Quote every line of the data below as it stands, omitting pictures.
----
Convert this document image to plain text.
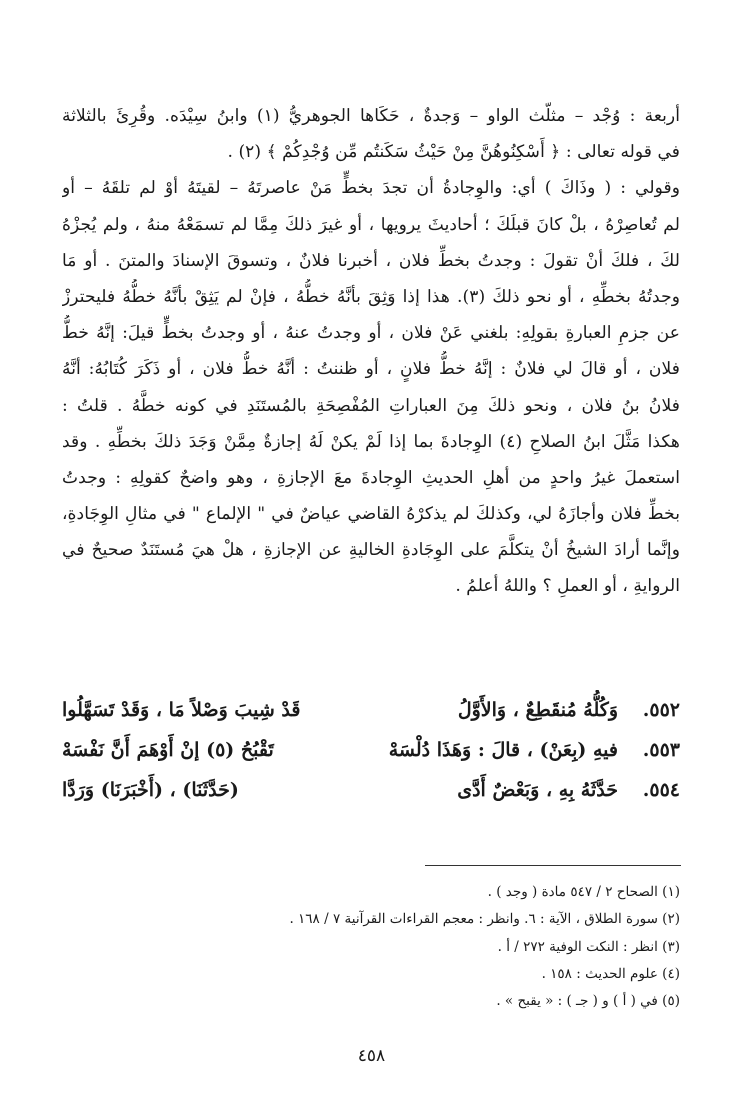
أربعة : وُجْد – مثلّث الواو – وَجدةٌ ، حَكَاها الجوهريُّ (١) وابنُ سِيْدَه. وقُرِئَ بالثلاثة
في قوله تعالى : ﴿ أَسْكِنُوهُنَّ مِنْ حَيْثُ سَكَنتُم مِّن وُجْدِكُمْ ﴾ (٢) .
وقولي : ( وذَاكَ ) أي: والوِجادةُ أن تجدَ بخطٍّ مَنْ عاصرتَهُ – لقيتَهُ أوْ لم تلقَهُ – أو
لم تُعاصِرْهُ ، بلْ كانَ قبلَكَ ؛ أحاديثَ يرويها ، أو غيرَ ذلكَ مِمَّا لم تسمَعْهُ منهُ ، ولم يُجزْهُ
لكَ ، فلكَ أنْ تقولَ : وجدتُ بخطِّ فلان ، أخبرنا فلانٌ ، وتسوقَ الإسنادَ والمتنَ . أو مَا
وجدتُهُ بخطِّهِ ، أو نحو ذلكَ (٣). هذا إذا وَثِقَ بأنَّهُ خطُّهُ ، فإنْ لم يَثِقْ بأنَّهُ خطُّهُ فليحترزْ
عن جزمِ العبارةِ بقولِهِ: بلغني عَنْ فلان ، أو وجدتُ عنهُ ، أو وجدتُ بخطٍّ قيلَ: إنَّهُ خطُّ
فلان ، أو قالَ لي فلانٌ : إنَّهُ خطُّ فلانٍ ، أو ظننتُ : أنَّهُ خطُّ فلان ، أو ذَكَرَ كُتَابُهُ: أنَّهُ
فلانُ بنُ فلان ، ونحو ذلكَ مِنَ العباراتِ المُفْصِحَةِ بالمُستَنَدِ في كونه خطَّهُ . قلتُ :
هكذا مَثَّلَ ابنُ الصلاحِ (٤) الوِجادةَ بما إذا لَمْ يكنْ لَهُ إجازةٌ مِمَّنْ وَجَدَ ذلكَ بخطِّهِ . وقد
استعملَ غيرُ واحدٍ من أهلِ الحديثِ الوِجادةَ معَ الإجازةِ ، وهو واضحٌ كقولِهِ : وجدتُ
بخطِّ فلان وأجازَهُ لي، وكذلكَ لم يذكرْهُ القاضي عياضٌ في " الإلماع " في مثالِ الوِجَادةِ،
وإنَّما أرادَ الشيخُ أنْ يتكلَّمَ على الوِجَادةِ الخاليةِ عن الإجازةِ ، هلْ هيَ مُستَنَدٌ صحيحٌ في
الروايةِ ، أو العملِ ؟ واللهُ أعلمُ .
٥٥٢.
وَكُلُّهُ مُنقَطِعٌ ، وَالأَوَّلُ
قَدْ شِيبَ وَصْلاً مَا ، وَقَدْ تَسَهَّلُوا
٥٥٣.
فيهِ (بِعَنْ) ، قالَ : وَهَذَا دُلْسَهْ
تَقْبُحُ (٥) إنْ أَوْهَمَ أَنَّ نَفْسَهْ
٥٥٤.
حَدَّثَهُ بِهِ ، وَبَعْضٌ أَدَّى
(حَدَّثَنَا) ، (أَخْبَرَنَا) وَرَدَّا
(١) الصحاح ٢ / ٥٤٧ مادة ( وجد ) .
(٢) سورة الطلاق ، الآية : ٦. وانظر : معجم القراءات القرآنية ٧ / ١٦٨ .
(٣) انظر : النكت الوفية ٢٧٢ / أ .
(٤) علوم الحديث : ١٥٨ .
(٥) في ( أ ) و ( جـ ) : « يقبح » .
٤٥٨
----
Final result
Convert this document image to plain text.
أربعة : وُجْد – مثلّث الواو – وَجدةٌ ، حَكَاها الجوهريُّ (١) وابنُ سِيْدَه. وقُرِئَ بالثلاثة
في قوله تعالى : ﴿ أَسْكِنُوهُنَّ مِنْ حَيْثُ سَكَنتُم مِّن وُجْدِكُمْ ﴾ (٢) .
وقولي : ( وذَاكَ ) أي: والوِجادةُ أن تجدَ بخطٍّ مَنْ عاصرتَهُ – لقيتَهُ أوْ لم تلقَهُ – أو
لم تُعاصِرْهُ ، بلْ كانَ قبلَكَ ؛ أحاديثَ يرويها ، أو غيرَ ذلكَ مِمَّا لم تسمَعْهُ منهُ ، ولم يُجزْهُ
لكَ ، فلكَ أنْ تقولَ : وجدتُ بخطِّ فلان ، أخبرنا فلانٌ ، وتسوقَ الإسنادَ والمتنَ . أو مَا
وجدتُهُ بخطِّهِ ، أو نحو ذلكَ (٣). هذا إذا وَثِقَ بأنَّهُ خطُّهُ ، فإنْ لم يَثِقْ بأنَّهُ خطُّهُ فليحترزْ
عن جزمِ العبارةِ بقولِهِ: بلغني عَنْ فلان ، أو وجدتُ عنهُ ، أو وجدتُ بخطٍّ قيلَ: إنَّهُ خطُّ
فلان ، أو قالَ لي فلانٌ : إنَّهُ خطُّ فلانٍ ، أو ظننتُ : أنَّهُ خطُّ فلان ، أو ذَكَرَ كُتَابُهُ: أنَّهُ
فلانُ بنُ فلان ، ونحو ذلكَ مِنَ العباراتِ المُفْصِحَةِ بالمُستَنَدِ في كونه خطَّهُ . قلتُ :
هكذا مَثَّلَ ابنُ الصلاحِ (٤) الوِجادةَ بما إذا لَمْ يكنْ لَهُ إجازةٌ مِمَّنْ وَجَدَ ذلكَ بخطِّهِ . وقد
استعملَ غيرُ واحدٍ من أهلِ الحديثِ الوِجادةَ معَ الإجازةِ ، وهو واضحٌ كقولِهِ : وجدتُ
بخطِّ فلان وأجازَهُ لي، وكذلكَ لم يذكرْهُ القاضي عياضٌ في " الإلماع " في مثالِ الوِجَادةِ،
وإنَّما أرادَ الشيخُ أنْ يتكلَّمَ على الوِجَادةِ الخاليةِ عن الإجازةِ ، هلْ هيَ مُستَنَدٌ صحيحٌ في
الروايةِ ، أو العملِ ؟ واللهُ أعلمُ .
٥٥٢.
وَكُلُّهُ مُنقَطِعٌ ، وَالأَوَّلُ
قَدْ شِيبَ وَصْلاً مَا ، وَقَدْ تَسَهَّلُوا
٥٥٣.
فيهِ (بِعَنْ) ، قالَ : وَهَذَا دُلْسَهْ
تَقْبُحُ (٥) إنْ أَوْهَمَ أَنَّ نَفْسَهْ
٥٥٤.
حَدَّثَهُ بِهِ ، وَبَعْضٌ أَدَّى
(حَدَّثَنَا) ، (أَخْبَرَنَا) وَرَدَّا
(١) الصحاح ٢ / ٥٤٧ مادة ( وجد ) .
(٢) سورة الطلاق ، الآية : ٦. وانظر : معجم القراءات القرآنية ٧ / ١٦٨ .
(٣) انظر : النكت الوفية ٢٧٢ / أ .
(٤) علوم الحديث : ١٥٨ .
(٥) في ( أ ) و ( جـ ) : « يقبح » .
٤٥٨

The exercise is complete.